-- WORK TO DO --
Reproduce every line of the material below, but drop the pictures.

-- EXERCISE INPUTS --
----------------------------------------

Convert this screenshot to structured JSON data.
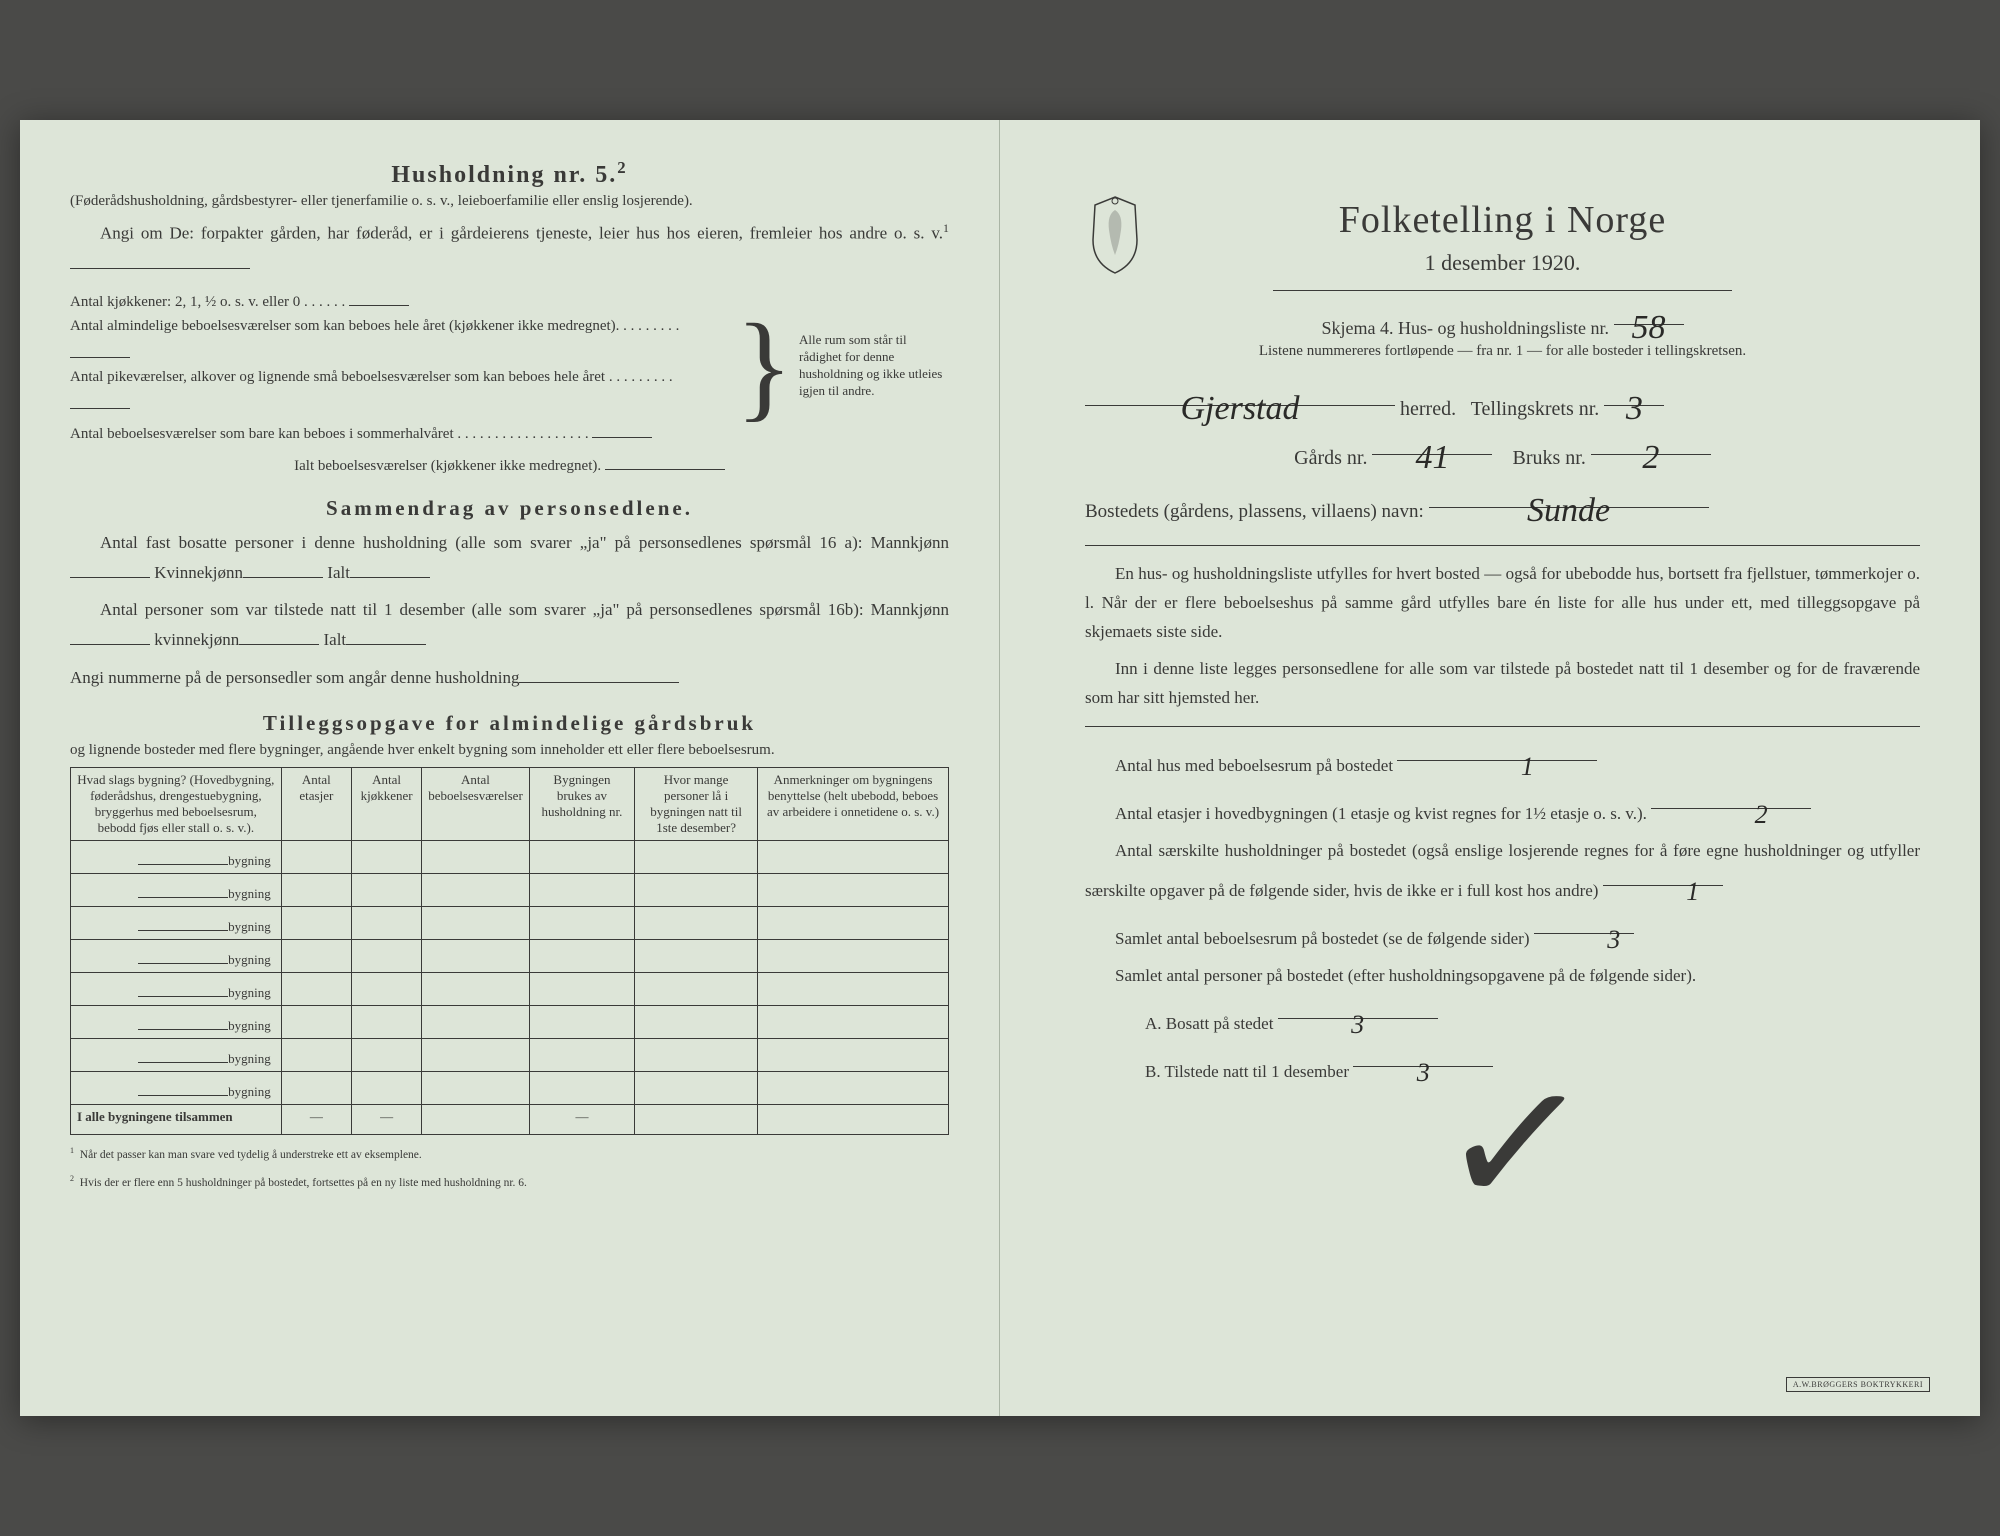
{
  "left": {
    "title": "Husholdning nr. 5.",
    "title_sup": "2",
    "subtitle": "(Føderådshusholdning, gårdsbestyrer- eller tjenerfamilie o. s. v., leieboerfamilie eller enslig losjerende).",
    "angi": "Angi om De: forpakter gården, har føderåd, er i gårdeierens tjeneste, leier hus hos eieren, fremleier hos andre o. s. v.",
    "angi_sup": "1",
    "kitchens": "Antal kjøkkener: 2, 1, ½ o. s. v. eller 0",
    "room1": "Antal almindelige beboelsesværelser som kan beboes hele året (kjøkkener ikke medregnet).",
    "room2": "Antal pikeværelser, alkover og lignende små beboelsesværelser som kan beboes hele året",
    "room3": "Antal beboelsesværelser som bare kan beboes i sommerhalvåret",
    "ialt": "Ialt beboelsesværelser (kjøkkener ikke medregnet).",
    "brace_text": "Alle rum som står til rådighet for denne husholdning og ikke utleies igjen til andre.",
    "sammendrag_title": "Sammendrag av personsedlene.",
    "samm_1": "Antal fast bosatte personer i denne husholdning (alle som svarer „ja\" på personsedlenes spørsmål 16 a): Mannkjønn",
    "samm_kvin": "Kvinnekjønn",
    "samm_ialt": "Ialt",
    "samm_2": "Antal personer som var tilstede natt til 1 desember (alle som svarer „ja\" på personsedlenes spørsmål 16b): Mannkjønn",
    "samm_kvin2": "kvinnekjønn",
    "samm_3": "Angi nummerne på de personsedler som angår denne husholdning",
    "tillegg_title": "Tilleggsopgave for almindelige gårdsbruk",
    "tillegg_sub": "og lignende bosteder med flere bygninger, angående hver enkelt bygning som inneholder ett eller flere beboelsesrum.",
    "table": {
      "headers": [
        "Hvad slags bygning? (Hovedbygning, føderådshus, drengestuebygning, bryggerhus med beboelsesrum, bebodd fjøs eller stall o. s. v.).",
        "Antal etasjer",
        "Antal kjøkkener",
        "Antal beboelsesværelser",
        "Bygningen brukes av husholdning nr.",
        "Hvor mange personer lå i bygningen natt til 1ste desember?",
        "Anmerkninger om bygningens benyttelse (helt ubebodd, beboes av arbeidere i onnetidene o. s. v.)"
      ],
      "row_label": "bygning",
      "row_count": 8,
      "footer_label": "I alle bygningene tilsammen"
    },
    "footnote1": "Når det passer kan man svare ved tydelig å understreke ett av eksemplene.",
    "footnote2": "Hvis der er flere enn 5 husholdninger på bostedet, fortsettes på en ny liste med husholdning nr. 6."
  },
  "right": {
    "main_title": "Folketelling i Norge",
    "date": "1 desember 1920.",
    "skjema_line": "Skjema 4. Hus- og husholdningsliste nr.",
    "skjema_nr": "58",
    "listene": "Listene nummereres fortløpende — fra nr. 1 — for alle bosteder i tellingskretsen.",
    "herred_value": "Gjerstad",
    "herred_label": "herred.",
    "krets_label": "Tellingskrets nr.",
    "krets_value": "3",
    "gards_label": "Gårds nr.",
    "gards_value": "41",
    "bruks_label": "Bruks nr.",
    "bruks_value": "2",
    "bosted_label": "Bostedets (gårdens, plassens, villaens) navn:",
    "bosted_value": "Sunde",
    "para1": "En hus- og husholdningsliste utfylles for hvert bosted — også for ubebodde hus, bortsett fra fjellstuer, tømmerkojer o. l. Når der er flere beboelseshus på samme gård utfylles bare én liste for alle hus under ett, med tilleggsopgave på skjemaets siste side.",
    "para2": "Inn i denne liste legges personsedlene for alle som var tilstede på bostedet natt til 1 desember og for de fraværende som har sitt hjemsted her.",
    "q1_label": "Antal hus med beboelsesrum på bostedet",
    "q1_value": "1",
    "q2_label_a": "Antal etasjer i hovedbygningen (1 etasje og kvist regnes for 1½ etasje o. s. v.).",
    "q2_value": "2",
    "q3_label": "Antal særskilte husholdninger på bostedet (også enslige losjerende regnes for å føre egne husholdninger og utfyller særskilte opgaver på de følgende sider, hvis de ikke er i full kost hos andre)",
    "q3_value": "1",
    "q4_label": "Samlet antal beboelsesrum på bostedet (se de følgende sider)",
    "q4_value": "3",
    "q5_label": "Samlet antal personer på bostedet (efter husholdningsopgavene på de følgende sider).",
    "qA_label": "A. Bosatt på stedet",
    "qA_value": "3",
    "qB_label": "B. Tilstede natt til 1 desember",
    "qB_value": "3",
    "stamp": "A.W.BRØGGERS BOKTRYKKERI"
  },
  "colors": {
    "paper": "#dde5d8",
    "ink": "#3a3a38",
    "background": "#4a4a48"
  }
}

----------------------------------------

-- WRITTEN RESPONSE --
Convert this screenshot to structured JSON data.
{
  "left": {
    "title": "Husholdning nr. 5.",
    "title_sup": "2",
    "subtitle": "(Føderådshusholdning, gårdsbestyrer- eller tjenerfamilie o. s. v., leieboerfamilie eller enslig losjerende).",
    "angi": "Angi om De: forpakter gården, har føderåd, er i gårdeierens tjeneste, leier hus hos eieren, fremleier hos andre o. s. v.",
    "angi_sup": "1",
    "kitchens": "Antal kjøkkener: 2, 1, ½ o. s. v. eller 0",
    "room1": "Antal almindelige beboelsesværelser som kan beboes hele året (kjøkkener ikke medregnet).",
    "room2": "Antal pikeværelser, alkover og lignende små beboelsesværelser som kan beboes hele året",
    "room3": "Antal beboelsesværelser som bare kan beboes i sommerhalvåret",
    "ialt": "Ialt beboelsesværelser (kjøkkener ikke medregnet).",
    "brace_text": "Alle rum som står til rådighet for denne husholdning og ikke utleies igjen til andre.",
    "sammendrag_title": "Sammendrag av personsedlene.",
    "samm_1": "Antal fast bosatte personer i denne husholdning (alle som svarer „ja\" på personsedlenes spørsmål 16 a): Mannkjønn",
    "samm_kvin": "Kvinnekjønn",
    "samm_ialt": "Ialt",
    "samm_2": "Antal personer som var tilstede natt til 1 desember (alle som svarer „ja\" på personsedlenes spørsmål 16b): Mannkjønn",
    "samm_kvin2": "kvinnekjønn",
    "samm_3": "Angi nummerne på de personsedler som angår denne husholdning",
    "tillegg_title": "Tilleggsopgave for almindelige gårdsbruk",
    "tillegg_sub": "og lignende bosteder med flere bygninger, angående hver enkelt bygning som inneholder ett eller flere beboelsesrum.",
    "table": {
      "headers": [
        "Hvad slags bygning? (Hovedbygning, føderådshus, drengestuebygning, bryggerhus med beboelsesrum, bebodd fjøs eller stall o. s. v.).",
        "Antal etasjer",
        "Antal kjøkkener",
        "Antal beboelsesværelser",
        "Bygningen brukes av husholdning nr.",
        "Hvor mange personer lå i bygningen natt til 1ste desember?",
        "Anmerkninger om bygningens benyttelse (helt ubebodd, beboes av arbeidere i onnetidene o. s. v.)"
      ],
      "row_label": "bygning",
      "row_count": 8,
      "footer_label": "I alle bygningene tilsammen"
    },
    "footnote1": "Når det passer kan man svare ved tydelig å understreke ett av eksemplene.",
    "footnote2": "Hvis der er flere enn 5 husholdninger på bostedet, fortsettes på en ny liste med husholdning nr. 6."
  },
  "right": {
    "main_title": "Folketelling i Norge",
    "date": "1 desember 1920.",
    "skjema_line": "Skjema 4. Hus- og husholdningsliste nr.",
    "skjema_nr": "58",
    "listene": "Listene nummereres fortløpende — fra nr. 1 — for alle bosteder i tellingskretsen.",
    "herred_value": "Gjerstad",
    "herred_label": "herred.",
    "krets_label": "Tellingskrets nr.",
    "krets_value": "3",
    "gards_label": "Gårds nr.",
    "gards_value": "41",
    "bruks_label": "Bruks nr.",
    "bruks_value": "2",
    "bosted_label": "Bostedets (gårdens, plassens, villaens) navn:",
    "bosted_value": "Sunde",
    "para1": "En hus- og husholdningsliste utfylles for hvert bosted — også for ubebodde hus, bortsett fra fjellstuer, tømmerkojer o. l. Når der er flere beboelseshus på samme gård utfylles bare én liste for alle hus under ett, med tilleggsopgave på skjemaets siste side.",
    "para2": "Inn i denne liste legges personsedlene for alle som var tilstede på bostedet natt til 1 desember og for de fraværende som har sitt hjemsted her.",
    "q1_label": "Antal hus med beboelsesrum på bostedet",
    "q1_value": "1",
    "q2_label_a": "Antal etasjer i hovedbygningen (1 etasje og kvist regnes for 1½ etasje o. s. v.).",
    "q2_value": "2",
    "q3_label": "Antal særskilte husholdninger på bostedet (også enslige losjerende regnes for å føre egne husholdninger og utfyller særskilte opgaver på de følgende sider, hvis de ikke er i full kost hos andre)",
    "q3_value": "1",
    "q4_label": "Samlet antal beboelsesrum på bostedet (se de følgende sider)",
    "q4_value": "3",
    "q5_label": "Samlet antal personer på bostedet (efter husholdningsopgavene på de følgende sider).",
    "qA_label": "A. Bosatt på stedet",
    "qA_value": "3",
    "qB_label": "B. Tilstede natt til 1 desember",
    "qB_value": "3",
    "stamp": "A.W.BRØGGERS BOKTRYKKERI"
  },
  "colors": {
    "paper": "#dde5d8",
    "ink": "#3a3a38",
    "background": "#4a4a48"
  }
}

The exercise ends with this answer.